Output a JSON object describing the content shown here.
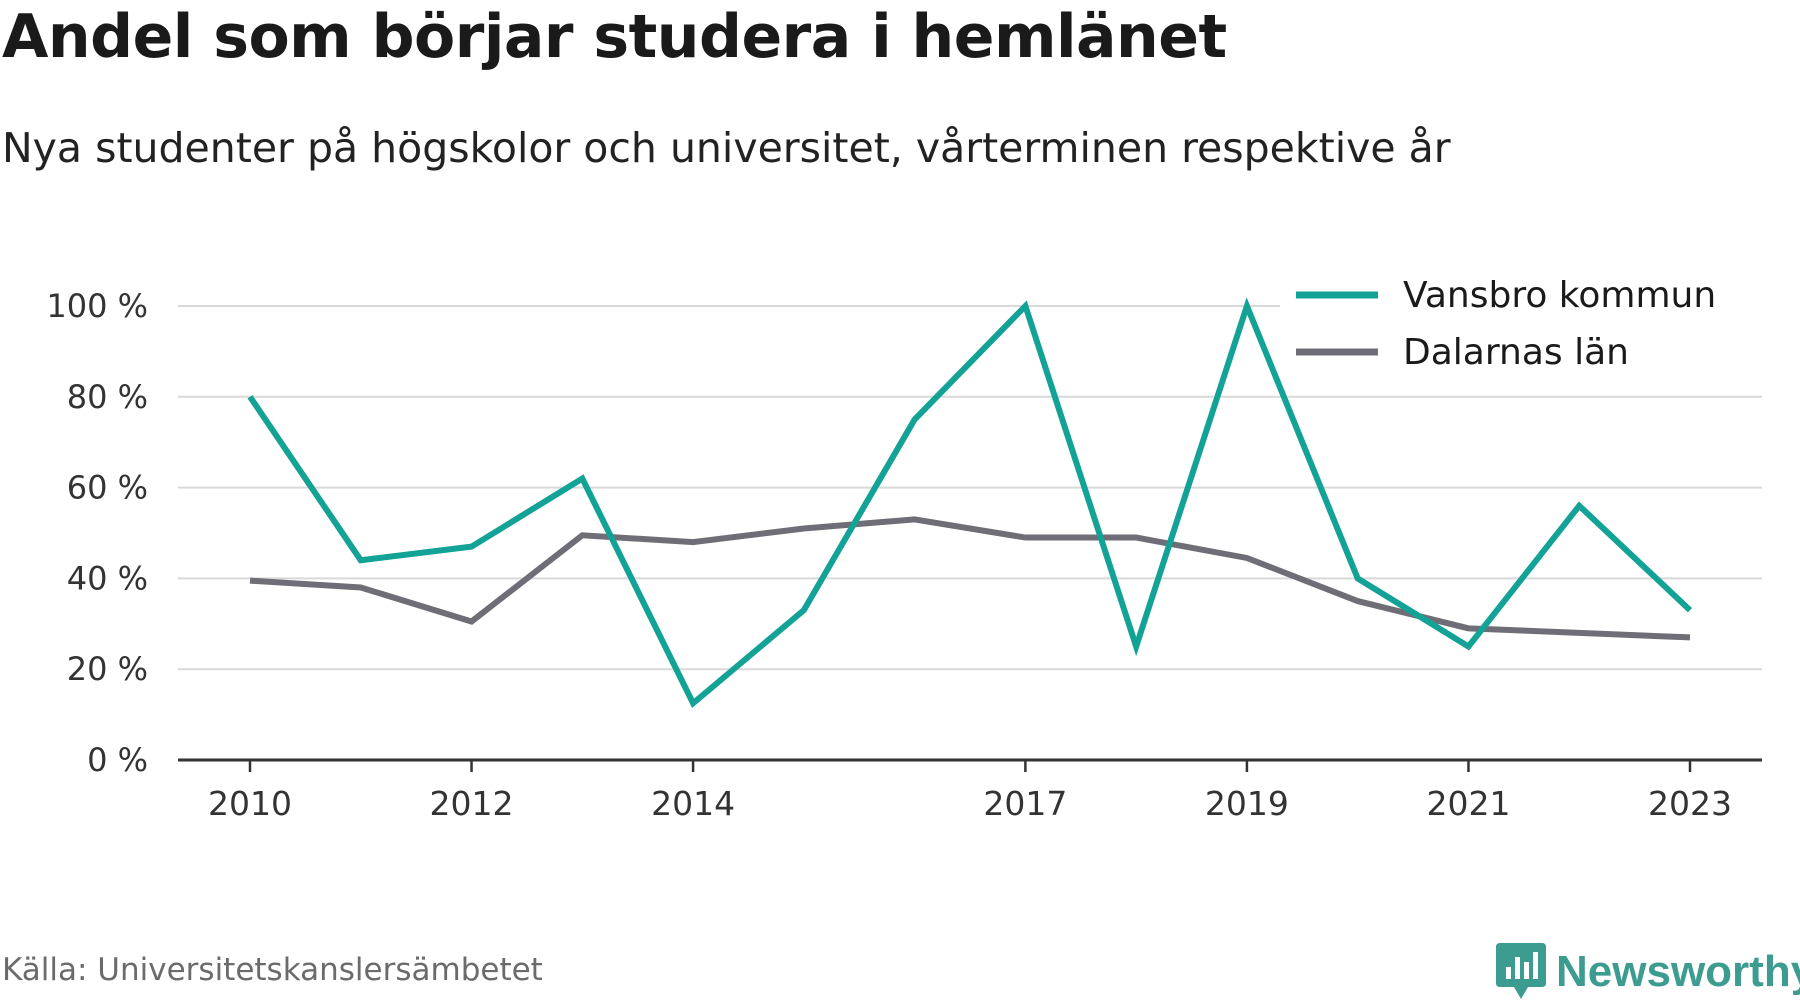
{
  "title": "Andel som börjar studera i hemlänet",
  "subtitle": "Nya studenter på högskolor och universitet, vårterminen respektive år",
  "source": "Källa: Universitetskanslersämbetet",
  "brand": "Newsworthy",
  "colors": {
    "accent": "#12a296",
    "secondary": "#6f6e76",
    "grid": "#d9d9d9",
    "brand": "#3c9c8f"
  },
  "chart_data": {
    "type": "line",
    "x": [
      2010,
      2011,
      2012,
      2013,
      2014,
      2015,
      2016,
      2017,
      2018,
      2019,
      2020,
      2021,
      2022,
      2023
    ],
    "x_tick_labels": [
      "2010",
      "2012",
      "2014",
      "2017",
      "2019",
      "2021",
      "2023"
    ],
    "y_ticks": [
      0,
      20,
      40,
      60,
      80,
      100
    ],
    "y_tick_labels": [
      "0 %",
      "20 %",
      "40 %",
      "60 %",
      "80 %",
      "100 %"
    ],
    "ylim": [
      0,
      100
    ],
    "grid": true,
    "legend_position": "top-right",
    "series": [
      {
        "name": "Vansbro kommun",
        "color": "#12a296",
        "values": [
          80,
          44,
          47,
          62,
          12.5,
          33,
          75,
          100,
          25,
          100,
          40,
          25,
          56,
          33
        ]
      },
      {
        "name": "Dalarnas län",
        "color": "#6f6e76",
        "values": [
          39.5,
          38,
          30.5,
          49.5,
          48,
          51,
          53,
          49,
          49,
          44.5,
          35,
          29,
          28,
          27
        ]
      }
    ]
  }
}
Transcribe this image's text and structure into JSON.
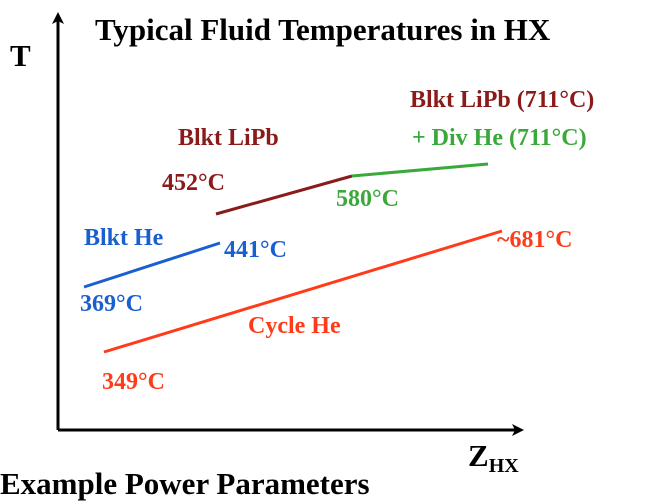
{
  "title": "Typical Fluid Temperatures in HX",
  "axes": {
    "y_label": "T",
    "x_label_main": "Z",
    "x_label_sub": "HX"
  },
  "footer_text": "Example Power Parameters",
  "streams": [
    {
      "id": "blkt-lipb",
      "name": "Blkt LiPb",
      "color": "#8b1a1a",
      "start_temp": "452°C",
      "end_temp": "580°C"
    },
    {
      "id": "blkt-lipb-div-he",
      "name_line1": "Blkt LiPb (711°C)",
      "name_line2": "+ Div He (711°C)",
      "color_line1": "#8b1a1a",
      "color_line2": "#3aa83a",
      "line_color": "#3aa83a"
    },
    {
      "id": "blkt-he",
      "name": "Blkt He",
      "color": "#1a5fd0",
      "start_temp": "369°C",
      "end_temp": "441°C"
    },
    {
      "id": "cycle-he",
      "name": "Cycle He",
      "color": "#ff3b1a",
      "start_temp": "349°C",
      "end_temp": "~681°C"
    }
  ]
}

» **Job**: Each line of the data is to be duplicated exactly; pictures stay out of the copy.

» **Written answer**:
Output a JSON object describing the content shown here.
{
  "title": "Andel som börjar studera i hemlänet",
  "subtitle": "Nya studenter på högskolor och universitet, vårterminen respektive år",
  "source": "Källa: Universitetskanslersämbetet",
  "brand": "Newsworthy",
  "colors": {
    "accent": "#12a296",
    "secondary": "#6f6e76",
    "grid": "#d9d9d9",
    "brand": "#3c9c8f"
  },
  "chart_data": {
    "type": "line",
    "x": [
      2010,
      2011,
      2012,
      2013,
      2014,
      2015,
      2016,
      2017,
      2018,
      2019,
      2020,
      2021,
      2022,
      2023
    ],
    "x_tick_labels": [
      "2010",
      "2012",
      "2014",
      "2017",
      "2019",
      "2021",
      "2023"
    ],
    "y_ticks": [
      0,
      20,
      40,
      60,
      80,
      100
    ],
    "y_tick_labels": [
      "0 %",
      "20 %",
      "40 %",
      "60 %",
      "80 %",
      "100 %"
    ],
    "ylim": [
      0,
      100
    ],
    "grid": true,
    "legend_position": "top-right",
    "series": [
      {
        "name": "Vansbro kommun",
        "color": "#12a296",
        "values": [
          80,
          44,
          47,
          62,
          12.5,
          33,
          75,
          100,
          25,
          100,
          40,
          25,
          56,
          33
        ]
      },
      {
        "name": "Dalarnas län",
        "color": "#6f6e76",
        "values": [
          39.5,
          38,
          30.5,
          49.5,
          48,
          51,
          53,
          49,
          49,
          44.5,
          35,
          29,
          28,
          27
        ]
      }
    ]
  }
}
Transcribe this image's text and structure into JSON.
{
  "title": "Typical Fluid Temperatures in HX",
  "axes": {
    "y_label": "T",
    "x_label_main": "Z",
    "x_label_sub": "HX"
  },
  "footer_text": "Example Power Parameters",
  "streams": [
    {
      "id": "blkt-lipb",
      "name": "Blkt LiPb",
      "color": "#8b1a1a",
      "start_temp": "452°C",
      "end_temp": "580°C"
    },
    {
      "id": "blkt-lipb-div-he",
      "name_line1": "Blkt LiPb (711°C)",
      "name_line2": "+ Div He (711°C)",
      "color_line1": "#8b1a1a",
      "color_line2": "#3aa83a",
      "line_color": "#3aa83a"
    },
    {
      "id": "blkt-he",
      "name": "Blkt He",
      "color": "#1a5fd0",
      "start_temp": "369°C",
      "end_temp": "441°C"
    },
    {
      "id": "cycle-he",
      "name": "Cycle He",
      "color": "#ff3b1a",
      "start_temp": "349°C",
      "end_temp": "~681°C"
    }
  ]
}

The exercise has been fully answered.